[Data records]:
# # # # # # #
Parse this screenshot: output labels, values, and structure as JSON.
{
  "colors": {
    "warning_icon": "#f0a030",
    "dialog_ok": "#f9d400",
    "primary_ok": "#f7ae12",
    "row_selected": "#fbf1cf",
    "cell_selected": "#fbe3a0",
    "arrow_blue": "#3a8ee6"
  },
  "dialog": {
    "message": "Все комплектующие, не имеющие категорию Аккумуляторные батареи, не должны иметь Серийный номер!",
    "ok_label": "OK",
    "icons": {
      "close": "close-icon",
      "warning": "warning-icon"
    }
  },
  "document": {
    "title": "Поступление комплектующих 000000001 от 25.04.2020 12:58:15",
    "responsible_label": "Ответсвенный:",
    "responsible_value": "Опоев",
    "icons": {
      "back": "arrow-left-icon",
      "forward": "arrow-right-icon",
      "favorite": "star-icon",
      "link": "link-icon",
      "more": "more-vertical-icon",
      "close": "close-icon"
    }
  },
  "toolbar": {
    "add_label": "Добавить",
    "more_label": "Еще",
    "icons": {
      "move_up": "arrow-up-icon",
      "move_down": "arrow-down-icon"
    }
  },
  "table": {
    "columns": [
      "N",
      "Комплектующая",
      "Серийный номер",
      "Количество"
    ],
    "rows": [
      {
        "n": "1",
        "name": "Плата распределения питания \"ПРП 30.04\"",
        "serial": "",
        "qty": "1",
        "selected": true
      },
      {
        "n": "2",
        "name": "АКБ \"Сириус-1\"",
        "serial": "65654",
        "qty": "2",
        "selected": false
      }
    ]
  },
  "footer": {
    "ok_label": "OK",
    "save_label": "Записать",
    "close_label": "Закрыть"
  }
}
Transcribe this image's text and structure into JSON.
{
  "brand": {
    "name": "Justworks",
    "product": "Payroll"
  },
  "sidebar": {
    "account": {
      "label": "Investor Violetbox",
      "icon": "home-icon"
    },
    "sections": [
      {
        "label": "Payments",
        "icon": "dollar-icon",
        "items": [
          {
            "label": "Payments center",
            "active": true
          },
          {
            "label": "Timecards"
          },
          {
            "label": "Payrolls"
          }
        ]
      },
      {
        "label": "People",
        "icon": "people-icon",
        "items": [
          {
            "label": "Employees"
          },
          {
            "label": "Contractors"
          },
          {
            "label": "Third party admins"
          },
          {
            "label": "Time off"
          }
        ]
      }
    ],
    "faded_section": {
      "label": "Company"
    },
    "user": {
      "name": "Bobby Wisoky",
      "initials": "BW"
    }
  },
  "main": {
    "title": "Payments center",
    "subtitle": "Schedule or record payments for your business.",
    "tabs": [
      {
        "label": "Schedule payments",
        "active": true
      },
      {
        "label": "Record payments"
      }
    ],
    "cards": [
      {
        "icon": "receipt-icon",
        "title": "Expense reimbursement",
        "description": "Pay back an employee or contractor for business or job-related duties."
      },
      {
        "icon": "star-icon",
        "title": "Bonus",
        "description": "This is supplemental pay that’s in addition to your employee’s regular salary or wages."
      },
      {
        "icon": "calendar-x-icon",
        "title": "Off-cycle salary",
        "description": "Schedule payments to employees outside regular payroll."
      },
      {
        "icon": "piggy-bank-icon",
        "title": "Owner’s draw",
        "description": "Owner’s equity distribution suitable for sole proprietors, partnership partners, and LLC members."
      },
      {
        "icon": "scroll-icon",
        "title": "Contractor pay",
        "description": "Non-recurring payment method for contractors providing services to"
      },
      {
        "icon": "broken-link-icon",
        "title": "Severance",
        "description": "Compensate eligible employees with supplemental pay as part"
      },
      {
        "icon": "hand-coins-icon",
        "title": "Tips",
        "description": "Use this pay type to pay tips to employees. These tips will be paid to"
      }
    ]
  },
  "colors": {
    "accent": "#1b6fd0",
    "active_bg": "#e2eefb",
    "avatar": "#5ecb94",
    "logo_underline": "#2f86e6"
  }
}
# # # # # # #
[Given task]: Copy the entries above exactly, leaving none out.

[Answer to the problem]:
Parse this screenshot: output labels, values, and structure as JSON.
{
  "colors": {
    "warning_icon": "#f0a030",
    "dialog_ok": "#f9d400",
    "primary_ok": "#f7ae12",
    "row_selected": "#fbf1cf",
    "cell_selected": "#fbe3a0",
    "arrow_blue": "#3a8ee6"
  },
  "dialog": {
    "message": "Все комплектующие, не имеющие категорию Аккумуляторные батареи, не должны иметь Серийный номер!",
    "ok_label": "OK",
    "icons": {
      "close": "close-icon",
      "warning": "warning-icon"
    }
  },
  "document": {
    "title": "Поступление комплектующих 000000001 от 25.04.2020 12:58:15",
    "responsible_label": "Ответсвенный:",
    "responsible_value": "Опоев",
    "icons": {
      "back": "arrow-left-icon",
      "forward": "arrow-right-icon",
      "favorite": "star-icon",
      "link": "link-icon",
      "more": "more-vertical-icon",
      "close": "close-icon"
    }
  },
  "toolbar": {
    "add_label": "Добавить",
    "more_label": "Еще",
    "icons": {
      "move_up": "arrow-up-icon",
      "move_down": "arrow-down-icon"
    }
  },
  "table": {
    "columns": [
      "N",
      "Комплектующая",
      "Серийный номер",
      "Количество"
    ],
    "rows": [
      {
        "n": "1",
        "name": "Плата распределения питания \"ПРП 30.04\"",
        "serial": "",
        "qty": "1",
        "selected": true
      },
      {
        "n": "2",
        "name": "АКБ \"Сириус-1\"",
        "serial": "65654",
        "qty": "2",
        "selected": false
      }
    ]
  },
  "footer": {
    "ok_label": "OK",
    "save_label": "Записать",
    "close_label": "Закрыть"
  }
}
Transcribe this image's text and structure into JSON.
{
  "brand": {
    "name": "Justworks",
    "product": "Payroll"
  },
  "sidebar": {
    "account": {
      "label": "Investor Violetbox",
      "icon": "home-icon"
    },
    "sections": [
      {
        "label": "Payments",
        "icon": "dollar-icon",
        "items": [
          {
            "label": "Payments center",
            "active": true
          },
          {
            "label": "Timecards"
          },
          {
            "label": "Payrolls"
          }
        ]
      },
      {
        "label": "People",
        "icon": "people-icon",
        "items": [
          {
            "label": "Employees"
          },
          {
            "label": "Contractors"
          },
          {
            "label": "Third party admins"
          },
          {
            "label": "Time off"
          }
        ]
      }
    ],
    "faded_section": {
      "label": "Company"
    },
    "user": {
      "name": "Bobby Wisoky",
      "initials": "BW"
    }
  },
  "main": {
    "title": "Payments center",
    "subtitle": "Schedule or record payments for your business.",
    "tabs": [
      {
        "label": "Schedule payments",
        "active": true
      },
      {
        "label": "Record payments"
      }
    ],
    "cards": [
      {
        "icon": "receipt-icon",
        "title": "Expense reimbursement",
        "description": "Pay back an employee or contractor for business or job-related duties."
      },
      {
        "icon": "star-icon",
        "title": "Bonus",
        "description": "This is supplemental pay that’s in addition to your employee’s regular salary or wages."
      },
      {
        "icon": "calendar-x-icon",
        "title": "Off-cycle salary",
        "description": "Schedule payments to employees outside regular payroll."
      },
      {
        "icon": "piggy-bank-icon",
        "title": "Owner’s draw",
        "description": "Owner’s equity distribution suitable for sole proprietors, partnership partners, and LLC members."
      },
      {
        "icon": "scroll-icon",
        "title": "Contractor pay",
        "description": "Non-recurring payment method for contractors providing services to"
      },
      {
        "icon": "broken-link-icon",
        "title": "Severance",
        "description": "Compensate eligible employees with supplemental pay as part"
      },
      {
        "icon": "hand-coins-icon",
        "title": "Tips",
        "description": "Use this pay type to pay tips to employees. These tips will be paid to"
      }
    ]
  },
  "colors": {
    "accent": "#1b6fd0",
    "active_bg": "#e2eefb",
    "avatar": "#5ecb94",
    "logo_underline": "#2f86e6"
  }
}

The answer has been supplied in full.